WHAT YOU WILL DO -> Isolate every line in the records below with "Eclecfunk" in it.
** BEGIN STORED RECORDS **
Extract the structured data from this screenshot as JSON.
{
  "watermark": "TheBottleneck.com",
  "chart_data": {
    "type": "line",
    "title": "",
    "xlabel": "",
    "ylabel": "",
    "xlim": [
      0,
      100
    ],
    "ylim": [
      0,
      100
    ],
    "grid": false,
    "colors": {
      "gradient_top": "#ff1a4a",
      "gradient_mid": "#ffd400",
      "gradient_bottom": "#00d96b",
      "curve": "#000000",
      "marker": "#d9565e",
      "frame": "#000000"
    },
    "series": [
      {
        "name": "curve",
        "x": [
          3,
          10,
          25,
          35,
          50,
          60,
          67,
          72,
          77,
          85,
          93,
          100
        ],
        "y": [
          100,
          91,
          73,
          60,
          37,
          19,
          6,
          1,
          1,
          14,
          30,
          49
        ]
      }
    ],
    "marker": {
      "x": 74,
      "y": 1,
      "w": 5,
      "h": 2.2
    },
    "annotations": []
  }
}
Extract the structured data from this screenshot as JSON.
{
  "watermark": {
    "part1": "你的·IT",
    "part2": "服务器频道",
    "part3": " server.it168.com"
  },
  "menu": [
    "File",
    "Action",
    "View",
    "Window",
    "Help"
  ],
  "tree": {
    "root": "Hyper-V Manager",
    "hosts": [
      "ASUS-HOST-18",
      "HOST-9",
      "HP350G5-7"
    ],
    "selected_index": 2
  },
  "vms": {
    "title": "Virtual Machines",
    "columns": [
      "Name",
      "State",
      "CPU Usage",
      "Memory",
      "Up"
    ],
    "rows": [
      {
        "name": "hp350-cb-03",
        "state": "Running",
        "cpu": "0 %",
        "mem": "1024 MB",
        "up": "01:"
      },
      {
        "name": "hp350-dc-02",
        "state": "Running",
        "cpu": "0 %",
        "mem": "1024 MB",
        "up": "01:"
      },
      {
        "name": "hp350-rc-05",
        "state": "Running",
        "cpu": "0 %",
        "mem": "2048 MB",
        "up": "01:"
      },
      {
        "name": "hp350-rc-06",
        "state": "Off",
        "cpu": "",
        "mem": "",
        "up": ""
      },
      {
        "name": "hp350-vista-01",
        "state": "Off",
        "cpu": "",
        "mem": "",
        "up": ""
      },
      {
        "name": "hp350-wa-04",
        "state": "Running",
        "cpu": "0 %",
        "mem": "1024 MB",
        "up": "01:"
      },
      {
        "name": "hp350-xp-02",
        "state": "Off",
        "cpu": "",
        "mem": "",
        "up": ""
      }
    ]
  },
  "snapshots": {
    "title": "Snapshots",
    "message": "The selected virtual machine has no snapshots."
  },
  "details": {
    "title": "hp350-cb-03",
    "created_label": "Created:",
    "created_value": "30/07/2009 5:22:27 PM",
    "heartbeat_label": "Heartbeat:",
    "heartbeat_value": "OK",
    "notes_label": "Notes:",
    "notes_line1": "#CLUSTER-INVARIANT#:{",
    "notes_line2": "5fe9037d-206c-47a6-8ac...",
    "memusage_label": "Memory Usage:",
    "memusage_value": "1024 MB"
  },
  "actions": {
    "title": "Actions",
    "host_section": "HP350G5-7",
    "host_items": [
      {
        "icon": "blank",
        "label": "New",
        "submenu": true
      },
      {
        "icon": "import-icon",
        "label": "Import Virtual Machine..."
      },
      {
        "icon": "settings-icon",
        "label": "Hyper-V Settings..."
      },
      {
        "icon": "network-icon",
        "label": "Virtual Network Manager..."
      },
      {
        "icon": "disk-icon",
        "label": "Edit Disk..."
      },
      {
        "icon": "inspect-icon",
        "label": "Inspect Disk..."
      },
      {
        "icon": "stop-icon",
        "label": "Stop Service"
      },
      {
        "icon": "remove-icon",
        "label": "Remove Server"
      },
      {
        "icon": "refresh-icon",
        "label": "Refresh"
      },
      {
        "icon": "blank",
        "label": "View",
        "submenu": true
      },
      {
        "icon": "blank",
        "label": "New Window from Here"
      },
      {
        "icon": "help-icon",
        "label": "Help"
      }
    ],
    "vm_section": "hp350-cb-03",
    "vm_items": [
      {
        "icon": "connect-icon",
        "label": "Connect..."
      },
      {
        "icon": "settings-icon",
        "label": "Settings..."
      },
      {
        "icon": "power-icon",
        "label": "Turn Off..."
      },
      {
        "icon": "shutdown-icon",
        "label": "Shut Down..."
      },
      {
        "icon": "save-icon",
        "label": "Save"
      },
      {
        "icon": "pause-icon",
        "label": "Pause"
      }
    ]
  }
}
** END STORED RECORDS **
** BEGIN STORED RECORDS **
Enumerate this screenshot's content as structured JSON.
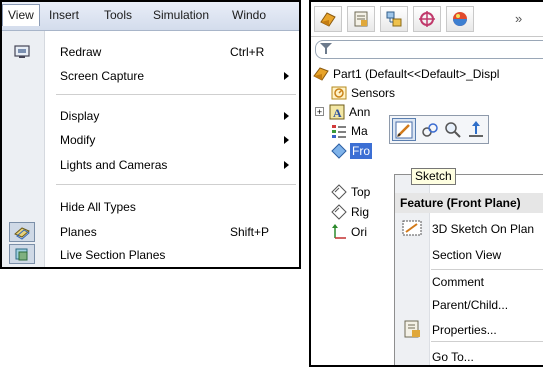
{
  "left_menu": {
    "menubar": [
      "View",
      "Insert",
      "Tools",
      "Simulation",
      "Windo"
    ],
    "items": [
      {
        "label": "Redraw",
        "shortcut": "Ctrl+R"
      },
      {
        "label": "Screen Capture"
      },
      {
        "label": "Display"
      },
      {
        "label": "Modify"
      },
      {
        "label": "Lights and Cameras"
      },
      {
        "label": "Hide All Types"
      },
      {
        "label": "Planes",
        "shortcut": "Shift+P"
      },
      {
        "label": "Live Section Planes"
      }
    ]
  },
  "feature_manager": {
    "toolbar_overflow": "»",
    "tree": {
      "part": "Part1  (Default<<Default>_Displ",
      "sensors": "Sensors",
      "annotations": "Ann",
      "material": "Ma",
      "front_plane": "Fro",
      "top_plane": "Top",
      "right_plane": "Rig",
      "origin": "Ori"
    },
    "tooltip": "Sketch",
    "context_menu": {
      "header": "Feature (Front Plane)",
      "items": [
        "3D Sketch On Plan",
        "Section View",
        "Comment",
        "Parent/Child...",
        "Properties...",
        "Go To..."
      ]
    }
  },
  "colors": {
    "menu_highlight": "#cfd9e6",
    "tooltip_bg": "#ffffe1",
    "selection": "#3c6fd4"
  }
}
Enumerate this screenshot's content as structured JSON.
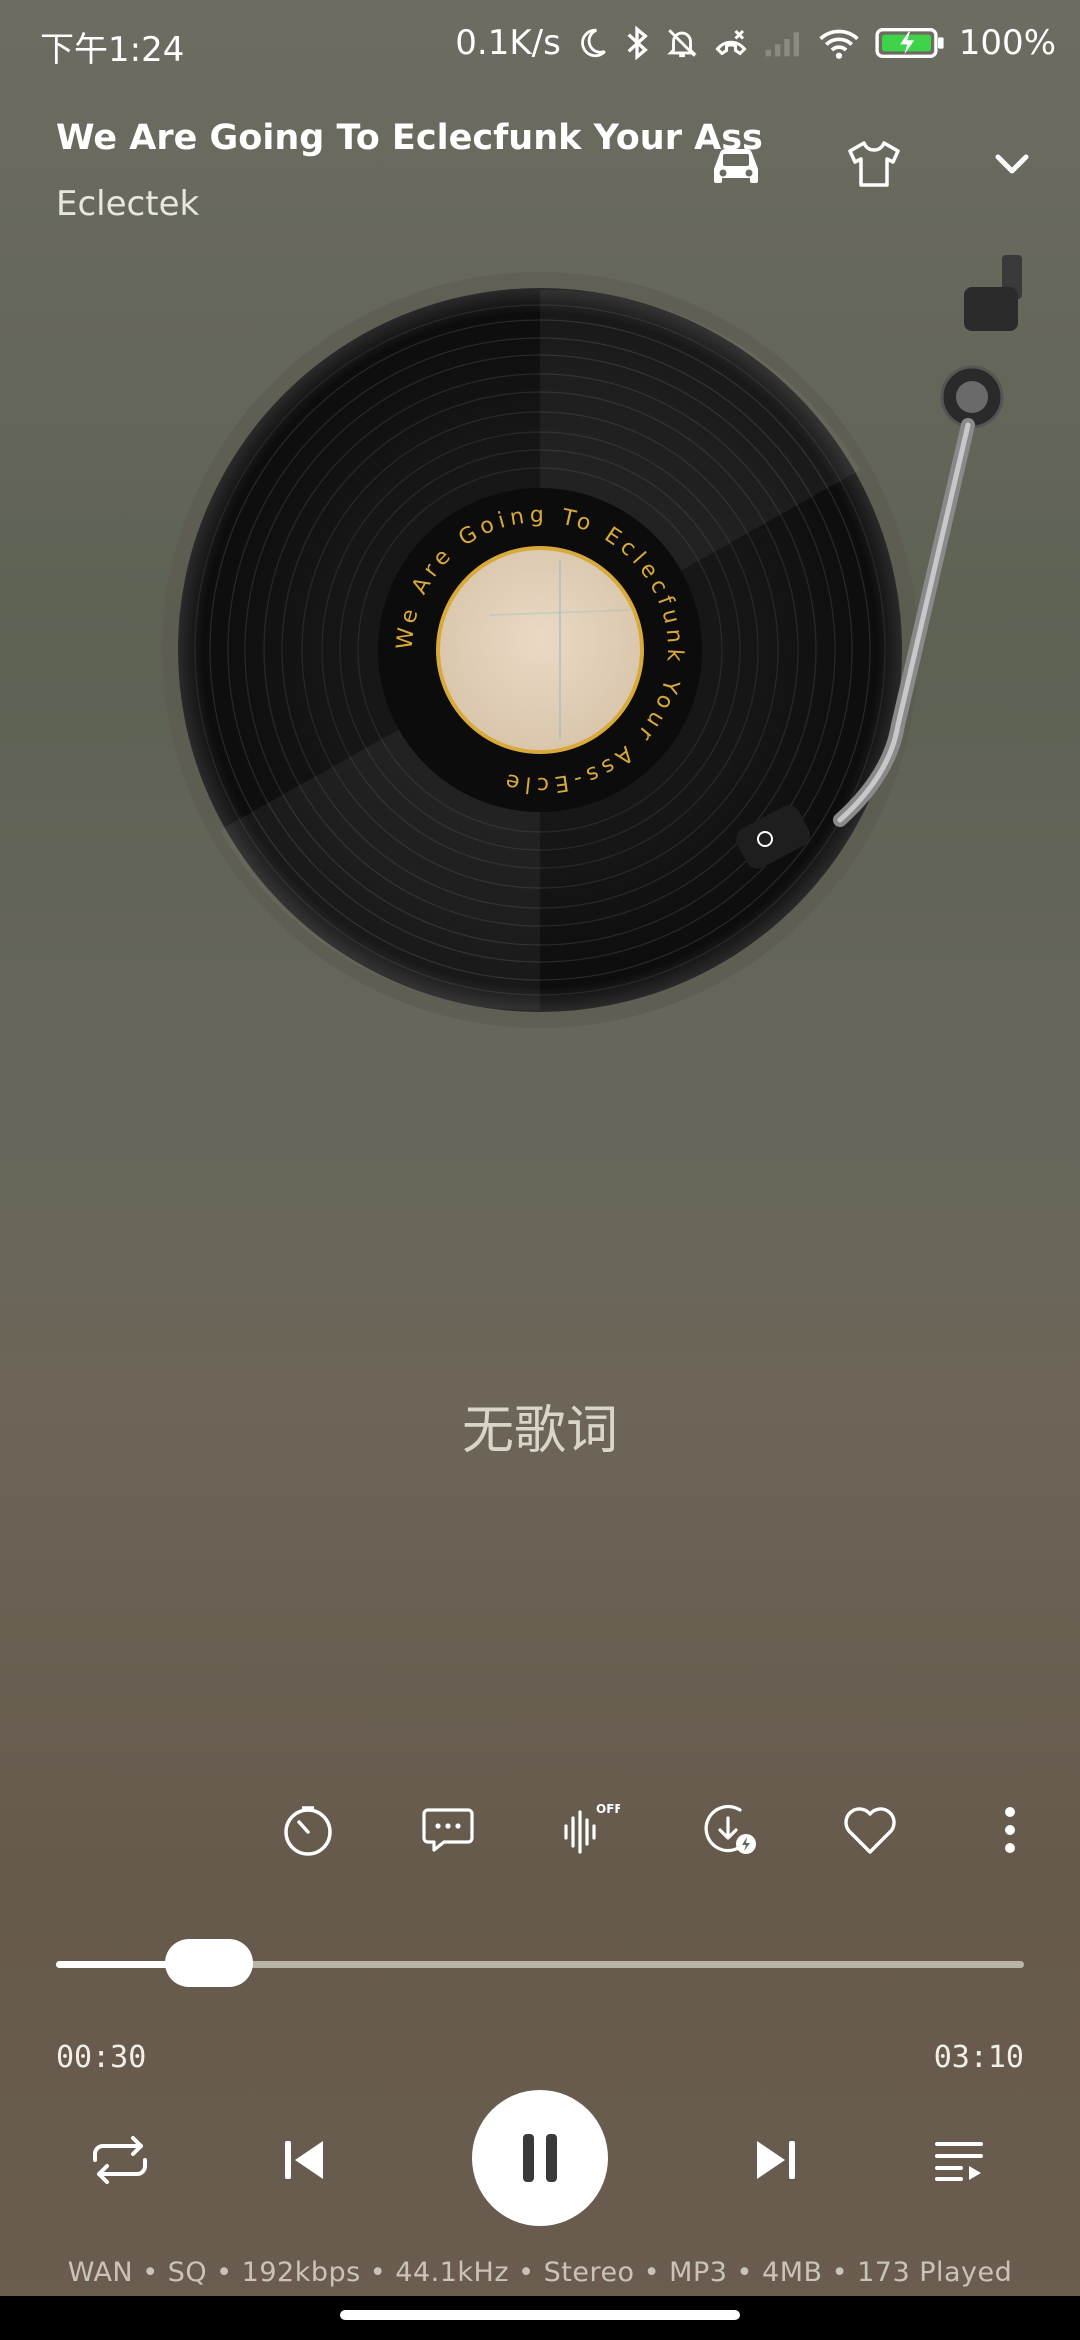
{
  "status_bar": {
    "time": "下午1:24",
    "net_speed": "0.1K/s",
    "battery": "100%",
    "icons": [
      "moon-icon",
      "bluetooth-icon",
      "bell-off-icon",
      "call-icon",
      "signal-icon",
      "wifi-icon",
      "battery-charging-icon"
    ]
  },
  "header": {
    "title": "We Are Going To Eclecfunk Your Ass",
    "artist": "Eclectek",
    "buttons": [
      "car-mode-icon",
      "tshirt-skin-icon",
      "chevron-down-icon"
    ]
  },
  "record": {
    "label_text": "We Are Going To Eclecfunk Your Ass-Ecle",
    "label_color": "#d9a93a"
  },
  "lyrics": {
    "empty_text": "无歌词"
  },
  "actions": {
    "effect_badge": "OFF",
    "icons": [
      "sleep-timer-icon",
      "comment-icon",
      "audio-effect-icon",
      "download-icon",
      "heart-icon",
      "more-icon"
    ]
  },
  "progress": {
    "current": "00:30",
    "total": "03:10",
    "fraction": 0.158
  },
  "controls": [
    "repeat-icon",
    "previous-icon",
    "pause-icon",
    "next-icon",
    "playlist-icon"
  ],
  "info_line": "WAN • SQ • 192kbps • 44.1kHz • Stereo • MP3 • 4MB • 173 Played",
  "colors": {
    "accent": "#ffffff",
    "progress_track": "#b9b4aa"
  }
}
** END STORED RECORDS **
COMPLETE ANSWER ->
    "title": "We Are Going To Eclecfunk Your Ass",
    "label_text": "We Are Going To Eclecfunk Your Ass-Ecle",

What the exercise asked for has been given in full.